*GIVEN REQUEST:* Using the listing below, extract each line that has the word "JSON" in it.

*MATERIAL SUPPLIED:*
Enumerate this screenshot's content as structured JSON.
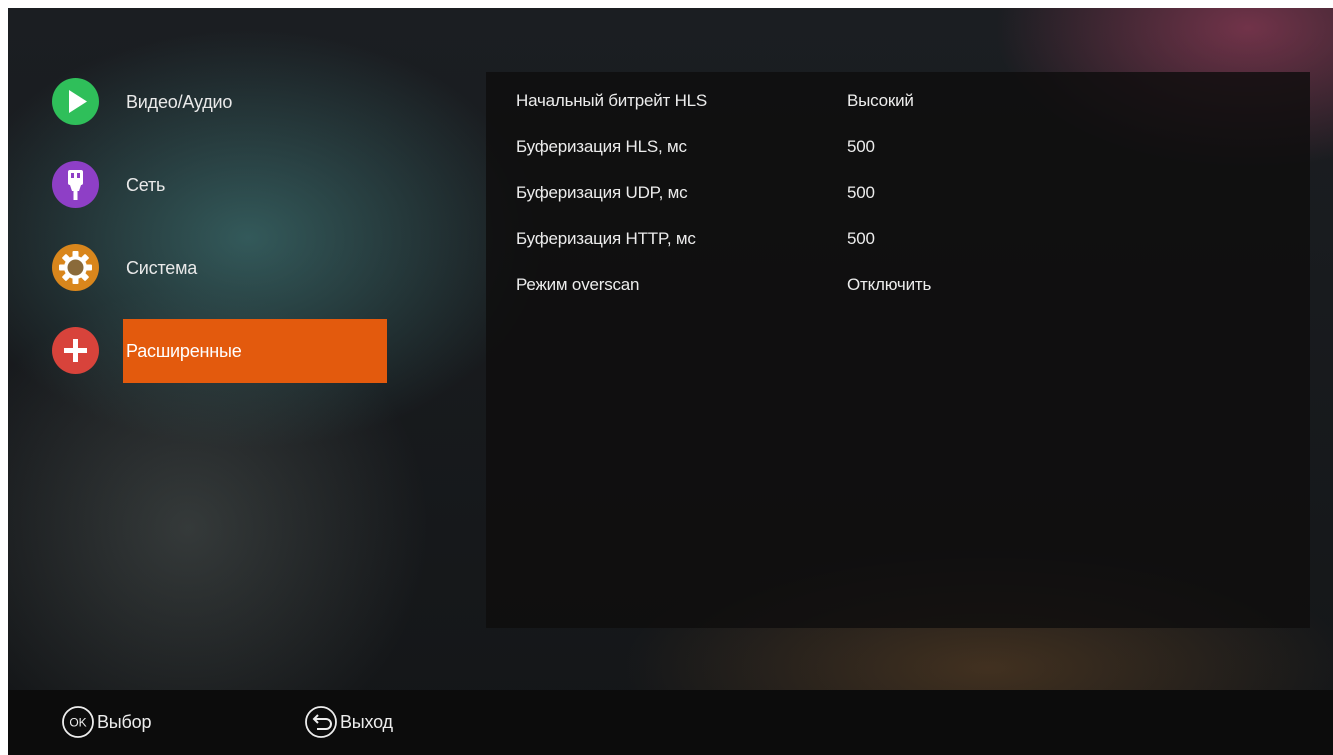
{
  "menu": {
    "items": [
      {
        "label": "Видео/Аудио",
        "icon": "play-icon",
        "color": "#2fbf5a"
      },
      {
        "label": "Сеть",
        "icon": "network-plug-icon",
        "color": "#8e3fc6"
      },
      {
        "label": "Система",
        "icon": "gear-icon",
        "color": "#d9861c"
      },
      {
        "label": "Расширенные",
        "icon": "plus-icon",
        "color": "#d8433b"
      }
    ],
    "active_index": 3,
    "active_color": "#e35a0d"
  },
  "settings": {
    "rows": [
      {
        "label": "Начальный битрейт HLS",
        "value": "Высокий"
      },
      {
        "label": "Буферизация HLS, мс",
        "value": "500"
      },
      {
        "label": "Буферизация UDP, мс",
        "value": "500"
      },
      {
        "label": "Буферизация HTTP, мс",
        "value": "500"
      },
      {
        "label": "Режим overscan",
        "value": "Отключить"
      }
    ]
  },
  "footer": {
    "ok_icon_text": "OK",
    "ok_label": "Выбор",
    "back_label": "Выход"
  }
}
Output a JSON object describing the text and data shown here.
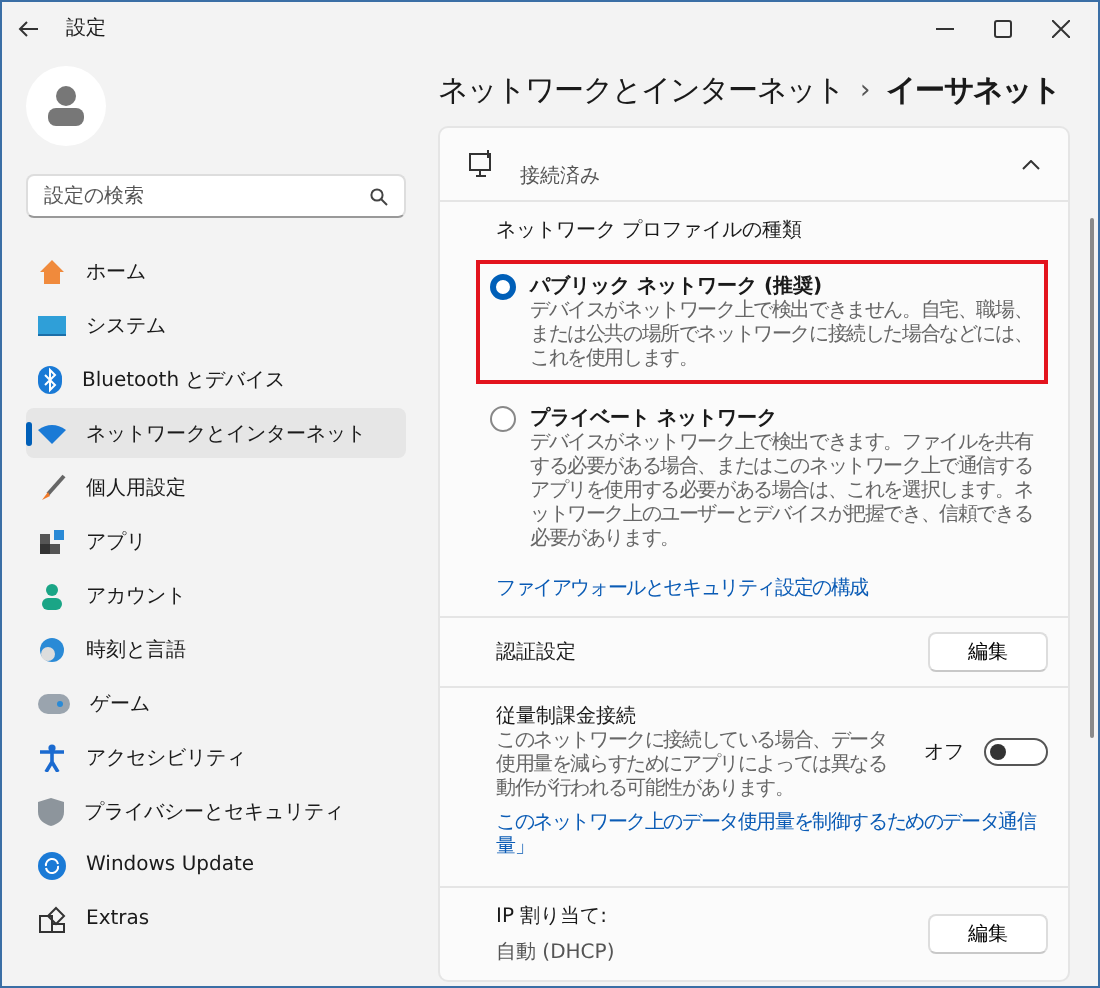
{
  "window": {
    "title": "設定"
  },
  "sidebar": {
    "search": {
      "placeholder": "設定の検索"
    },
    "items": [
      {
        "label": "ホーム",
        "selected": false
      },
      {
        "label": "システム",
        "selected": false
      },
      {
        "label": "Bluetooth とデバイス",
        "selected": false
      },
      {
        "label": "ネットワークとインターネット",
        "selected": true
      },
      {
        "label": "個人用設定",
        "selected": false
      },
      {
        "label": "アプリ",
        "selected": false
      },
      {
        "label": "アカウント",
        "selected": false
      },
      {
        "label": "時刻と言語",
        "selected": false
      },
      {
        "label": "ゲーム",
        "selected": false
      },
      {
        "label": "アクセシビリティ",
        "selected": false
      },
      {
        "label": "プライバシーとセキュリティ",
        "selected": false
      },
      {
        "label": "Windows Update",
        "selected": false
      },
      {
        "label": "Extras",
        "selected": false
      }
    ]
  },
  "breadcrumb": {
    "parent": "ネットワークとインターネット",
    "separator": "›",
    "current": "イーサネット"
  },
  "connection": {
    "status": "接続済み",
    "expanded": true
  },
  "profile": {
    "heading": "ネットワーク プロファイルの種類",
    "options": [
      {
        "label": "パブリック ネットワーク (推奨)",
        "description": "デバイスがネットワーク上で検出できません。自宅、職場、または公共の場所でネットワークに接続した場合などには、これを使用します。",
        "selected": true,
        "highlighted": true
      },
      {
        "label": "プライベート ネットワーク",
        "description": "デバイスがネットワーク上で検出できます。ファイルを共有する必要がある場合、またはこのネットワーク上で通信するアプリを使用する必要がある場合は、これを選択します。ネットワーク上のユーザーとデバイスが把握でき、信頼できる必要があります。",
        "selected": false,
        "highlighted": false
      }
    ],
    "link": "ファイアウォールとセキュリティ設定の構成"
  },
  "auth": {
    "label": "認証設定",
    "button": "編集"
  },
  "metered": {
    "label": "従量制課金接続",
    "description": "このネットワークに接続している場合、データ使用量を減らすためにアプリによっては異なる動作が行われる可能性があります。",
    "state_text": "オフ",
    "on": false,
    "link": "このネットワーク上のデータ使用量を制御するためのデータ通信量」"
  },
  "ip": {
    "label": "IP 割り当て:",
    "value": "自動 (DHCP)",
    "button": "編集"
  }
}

*EXERCISE RESULT:*
Enumerate this screenshot's content as structured JSON.
Output a JSON object describing the text and data shown here.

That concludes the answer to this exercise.